▶ _Records to use_
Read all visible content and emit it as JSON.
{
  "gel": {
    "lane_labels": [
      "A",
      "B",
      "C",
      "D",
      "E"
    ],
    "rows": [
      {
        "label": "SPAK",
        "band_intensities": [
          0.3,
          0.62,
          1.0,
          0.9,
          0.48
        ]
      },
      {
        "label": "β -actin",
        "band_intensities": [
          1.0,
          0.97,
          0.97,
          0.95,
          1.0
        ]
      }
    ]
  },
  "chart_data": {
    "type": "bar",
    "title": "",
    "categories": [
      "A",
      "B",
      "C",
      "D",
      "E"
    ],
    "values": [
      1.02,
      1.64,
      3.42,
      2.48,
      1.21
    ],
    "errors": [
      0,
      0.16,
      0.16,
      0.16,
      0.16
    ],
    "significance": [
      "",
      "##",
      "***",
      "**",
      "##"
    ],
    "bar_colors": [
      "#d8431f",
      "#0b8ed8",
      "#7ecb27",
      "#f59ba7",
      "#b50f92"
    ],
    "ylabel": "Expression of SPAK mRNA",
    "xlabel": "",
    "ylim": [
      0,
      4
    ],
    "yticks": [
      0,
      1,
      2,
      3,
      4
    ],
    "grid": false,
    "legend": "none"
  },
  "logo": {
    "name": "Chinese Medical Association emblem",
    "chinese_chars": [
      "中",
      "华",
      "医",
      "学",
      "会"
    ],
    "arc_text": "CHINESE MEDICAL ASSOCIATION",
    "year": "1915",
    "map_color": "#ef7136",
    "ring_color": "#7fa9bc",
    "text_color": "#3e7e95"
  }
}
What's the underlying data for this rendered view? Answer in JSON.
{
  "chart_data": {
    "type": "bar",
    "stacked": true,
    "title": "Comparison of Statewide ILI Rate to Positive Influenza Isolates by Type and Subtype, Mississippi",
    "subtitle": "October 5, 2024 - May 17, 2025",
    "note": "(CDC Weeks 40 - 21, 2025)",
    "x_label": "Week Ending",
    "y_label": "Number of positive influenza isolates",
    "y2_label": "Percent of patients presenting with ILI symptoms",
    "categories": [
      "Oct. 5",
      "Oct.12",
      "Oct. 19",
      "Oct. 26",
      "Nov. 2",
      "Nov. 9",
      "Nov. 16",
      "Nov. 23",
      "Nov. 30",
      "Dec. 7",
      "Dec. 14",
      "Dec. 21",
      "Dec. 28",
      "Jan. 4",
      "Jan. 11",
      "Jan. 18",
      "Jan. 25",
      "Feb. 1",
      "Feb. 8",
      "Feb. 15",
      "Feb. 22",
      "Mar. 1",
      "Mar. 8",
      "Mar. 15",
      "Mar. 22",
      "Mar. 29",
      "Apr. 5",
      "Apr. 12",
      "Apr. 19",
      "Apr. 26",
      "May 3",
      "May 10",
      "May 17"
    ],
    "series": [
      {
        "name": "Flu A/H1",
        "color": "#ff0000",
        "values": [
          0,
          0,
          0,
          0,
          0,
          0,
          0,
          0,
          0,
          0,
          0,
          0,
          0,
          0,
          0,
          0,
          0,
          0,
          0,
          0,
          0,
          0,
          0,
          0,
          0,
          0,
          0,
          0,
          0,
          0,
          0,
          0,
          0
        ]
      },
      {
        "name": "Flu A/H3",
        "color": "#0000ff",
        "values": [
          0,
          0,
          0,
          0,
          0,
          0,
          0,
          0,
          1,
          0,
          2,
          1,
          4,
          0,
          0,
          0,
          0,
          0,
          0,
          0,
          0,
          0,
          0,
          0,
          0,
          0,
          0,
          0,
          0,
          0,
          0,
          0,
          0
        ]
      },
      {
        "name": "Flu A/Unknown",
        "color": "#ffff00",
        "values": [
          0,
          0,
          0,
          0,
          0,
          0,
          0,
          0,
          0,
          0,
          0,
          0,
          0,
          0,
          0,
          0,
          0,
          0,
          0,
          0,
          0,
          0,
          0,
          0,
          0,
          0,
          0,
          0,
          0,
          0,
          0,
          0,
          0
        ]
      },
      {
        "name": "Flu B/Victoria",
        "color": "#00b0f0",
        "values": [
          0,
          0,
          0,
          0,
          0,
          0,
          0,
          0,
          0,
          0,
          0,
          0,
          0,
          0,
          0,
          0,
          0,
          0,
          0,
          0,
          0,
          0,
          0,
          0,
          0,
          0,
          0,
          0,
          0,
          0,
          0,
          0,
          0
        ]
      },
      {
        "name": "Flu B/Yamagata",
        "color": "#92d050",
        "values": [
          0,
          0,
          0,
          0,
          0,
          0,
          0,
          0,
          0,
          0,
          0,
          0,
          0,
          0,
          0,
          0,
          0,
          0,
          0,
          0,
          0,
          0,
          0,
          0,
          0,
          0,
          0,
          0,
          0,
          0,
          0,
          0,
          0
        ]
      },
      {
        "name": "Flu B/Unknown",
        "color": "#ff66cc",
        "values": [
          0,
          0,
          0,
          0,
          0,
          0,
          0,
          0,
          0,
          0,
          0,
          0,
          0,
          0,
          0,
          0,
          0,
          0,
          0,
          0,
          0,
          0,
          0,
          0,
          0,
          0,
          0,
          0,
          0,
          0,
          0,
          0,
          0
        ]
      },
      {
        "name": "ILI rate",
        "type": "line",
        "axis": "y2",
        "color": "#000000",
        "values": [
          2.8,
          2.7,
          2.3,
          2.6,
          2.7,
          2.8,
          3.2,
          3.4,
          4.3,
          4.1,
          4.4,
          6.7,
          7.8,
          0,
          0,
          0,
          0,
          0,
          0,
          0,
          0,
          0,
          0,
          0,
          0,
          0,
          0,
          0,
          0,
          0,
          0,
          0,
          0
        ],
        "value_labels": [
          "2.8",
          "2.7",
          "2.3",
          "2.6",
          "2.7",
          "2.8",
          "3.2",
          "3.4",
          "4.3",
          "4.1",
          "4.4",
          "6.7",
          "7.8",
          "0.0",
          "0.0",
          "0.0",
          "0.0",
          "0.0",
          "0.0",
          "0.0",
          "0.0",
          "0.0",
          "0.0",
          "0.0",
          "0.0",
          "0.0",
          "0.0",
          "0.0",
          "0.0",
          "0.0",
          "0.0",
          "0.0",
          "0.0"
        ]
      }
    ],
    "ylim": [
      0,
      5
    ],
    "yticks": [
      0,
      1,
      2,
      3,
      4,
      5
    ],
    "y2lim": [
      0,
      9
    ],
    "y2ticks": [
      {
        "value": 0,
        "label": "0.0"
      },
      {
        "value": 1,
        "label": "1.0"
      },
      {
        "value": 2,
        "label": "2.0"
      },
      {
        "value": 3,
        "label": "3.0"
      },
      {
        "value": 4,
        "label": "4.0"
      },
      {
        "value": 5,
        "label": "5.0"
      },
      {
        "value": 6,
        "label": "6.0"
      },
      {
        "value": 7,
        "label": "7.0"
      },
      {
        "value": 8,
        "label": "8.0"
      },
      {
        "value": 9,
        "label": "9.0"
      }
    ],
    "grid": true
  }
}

▶ _What you are asked to do_
Output all of the data above without any alteration.

▶ _Reply to the exercise_
Read all visible content and emit it as JSON.
{
  "gel": {
    "lane_labels": [
      "A",
      "B",
      "C",
      "D",
      "E"
    ],
    "rows": [
      {
        "label": "SPAK",
        "band_intensities": [
          0.3,
          0.62,
          1.0,
          0.9,
          0.48
        ]
      },
      {
        "label": "β -actin",
        "band_intensities": [
          1.0,
          0.97,
          0.97,
          0.95,
          1.0
        ]
      }
    ]
  },
  "chart_data": {
    "type": "bar",
    "title": "",
    "categories": [
      "A",
      "B",
      "C",
      "D",
      "E"
    ],
    "values": [
      1.02,
      1.64,
      3.42,
      2.48,
      1.21
    ],
    "errors": [
      0,
      0.16,
      0.16,
      0.16,
      0.16
    ],
    "significance": [
      "",
      "##",
      "***",
      "**",
      "##"
    ],
    "bar_colors": [
      "#d8431f",
      "#0b8ed8",
      "#7ecb27",
      "#f59ba7",
      "#b50f92"
    ],
    "ylabel": "Expression of SPAK mRNA",
    "xlabel": "",
    "ylim": [
      0,
      4
    ],
    "yticks": [
      0,
      1,
      2,
      3,
      4
    ],
    "grid": false,
    "legend": "none"
  },
  "logo": {
    "name": "Chinese Medical Association emblem",
    "chinese_chars": [
      "中",
      "华",
      "医",
      "学",
      "会"
    ],
    "arc_text": "CHINESE MEDICAL ASSOCIATION",
    "year": "1915",
    "map_color": "#ef7136",
    "ring_color": "#7fa9bc",
    "text_color": "#3e7e95"
  }
}
What's the underlying data for this rendered view? Answer in JSON.
{
  "chart_data": {
    "type": "bar",
    "stacked": true,
    "title": "Comparison of Statewide ILI Rate to Positive Influenza Isolates by Type and Subtype, Mississippi",
    "subtitle": "October 5, 2024 - May 17, 2025",
    "note": "(CDC Weeks 40 - 21, 2025)",
    "x_label": "Week Ending",
    "y_label": "Number of positive influenza isolates",
    "y2_label": "Percent of patients presenting with ILI symptoms",
    "categories": [
      "Oct. 5",
      "Oct.12",
      "Oct. 19",
      "Oct. 26",
      "Nov. 2",
      "Nov. 9",
      "Nov. 16",
      "Nov. 23",
      "Nov. 30",
      "Dec. 7",
      "Dec. 14",
      "Dec. 21",
      "Dec. 28",
      "Jan. 4",
      "Jan. 11",
      "Jan. 18",
      "Jan. 25",
      "Feb. 1",
      "Feb. 8",
      "Feb. 15",
      "Feb. 22",
      "Mar. 1",
      "Mar. 8",
      "Mar. 15",
      "Mar. 22",
      "Mar. 29",
      "Apr. 5",
      "Apr. 12",
      "Apr. 19",
      "Apr. 26",
      "May 3",
      "May 10",
      "May 17"
    ],
    "series": [
      {
        "name": "Flu A/H1",
        "color": "#ff0000",
        "values": [
          0,
          0,
          0,
          0,
          0,
          0,
          0,
          0,
          0,
          0,
          0,
          0,
          0,
          0,
          0,
          0,
          0,
          0,
          0,
          0,
          0,
          0,
          0,
          0,
          0,
          0,
          0,
          0,
          0,
          0,
          0,
          0,
          0
        ]
      },
      {
        "name": "Flu A/H3",
        "color": "#0000ff",
        "values": [
          0,
          0,
          0,
          0,
          0,
          0,
          0,
          0,
          1,
          0,
          2,
          1,
          4,
          0,
          0,
          0,
          0,
          0,
          0,
          0,
          0,
          0,
          0,
          0,
          0,
          0,
          0,
          0,
          0,
          0,
          0,
          0,
          0
        ]
      },
      {
        "name": "Flu A/Unknown",
        "color": "#ffff00",
        "values": [
          0,
          0,
          0,
          0,
          0,
          0,
          0,
          0,
          0,
          0,
          0,
          0,
          0,
          0,
          0,
          0,
          0,
          0,
          0,
          0,
          0,
          0,
          0,
          0,
          0,
          0,
          0,
          0,
          0,
          0,
          0,
          0,
          0
        ]
      },
      {
        "name": "Flu B/Victoria",
        "color": "#00b0f0",
        "values": [
          0,
          0,
          0,
          0,
          0,
          0,
          0,
          0,
          0,
          0,
          0,
          0,
          0,
          0,
          0,
          0,
          0,
          0,
          0,
          0,
          0,
          0,
          0,
          0,
          0,
          0,
          0,
          0,
          0,
          0,
          0,
          0,
          0
        ]
      },
      {
        "name": "Flu B/Yamagata",
        "color": "#92d050",
        "values": [
          0,
          0,
          0,
          0,
          0,
          0,
          0,
          0,
          0,
          0,
          0,
          0,
          0,
          0,
          0,
          0,
          0,
          0,
          0,
          0,
          0,
          0,
          0,
          0,
          0,
          0,
          0,
          0,
          0,
          0,
          0,
          0,
          0
        ]
      },
      {
        "name": "Flu B/Unknown",
        "color": "#ff66cc",
        "values": [
          0,
          0,
          0,
          0,
          0,
          0,
          0,
          0,
          0,
          0,
          0,
          0,
          0,
          0,
          0,
          0,
          0,
          0,
          0,
          0,
          0,
          0,
          0,
          0,
          0,
          0,
          0,
          0,
          0,
          0,
          0,
          0,
          0
        ]
      },
      {
        "name": "ILI rate",
        "type": "line",
        "axis": "y2",
        "color": "#000000",
        "values": [
          2.8,
          2.7,
          2.3,
          2.6,
          2.7,
          2.8,
          3.2,
          3.4,
          4.3,
          4.1,
          4.4,
          6.7,
          7.8,
          0,
          0,
          0,
          0,
          0,
          0,
          0,
          0,
          0,
          0,
          0,
          0,
          0,
          0,
          0,
          0,
          0,
          0,
          0,
          0
        ],
        "value_labels": [
          "2.8",
          "2.7",
          "2.3",
          "2.6",
          "2.7",
          "2.8",
          "3.2",
          "3.4",
          "4.3",
          "4.1",
          "4.4",
          "6.7",
          "7.8",
          "0.0",
          "0.0",
          "0.0",
          "0.0",
          "0.0",
          "0.0",
          "0.0",
          "0.0",
          "0.0",
          "0.0",
          "0.0",
          "0.0",
          "0.0",
          "0.0",
          "0.0",
          "0.0",
          "0.0",
          "0.0",
          "0.0",
          "0.0"
        ]
      }
    ],
    "ylim": [
      0,
      5
    ],
    "yticks": [
      0,
      1,
      2,
      3,
      4,
      5
    ],
    "y2lim": [
      0,
      9
    ],
    "y2ticks": [
      {
        "value": 0,
        "label": "0.0"
      },
      {
        "value": 1,
        "label": "1.0"
      },
      {
        "value": 2,
        "label": "2.0"
      },
      {
        "value": 3,
        "label": "3.0"
      },
      {
        "value": 4,
        "label": "4.0"
      },
      {
        "value": 5,
        "label": "5.0"
      },
      {
        "value": 6,
        "label": "6.0"
      },
      {
        "value": 7,
        "label": "7.0"
      },
      {
        "value": 8,
        "label": "8.0"
      },
      {
        "value": 9,
        "label": "9.0"
      }
    ],
    "grid": true
  }
}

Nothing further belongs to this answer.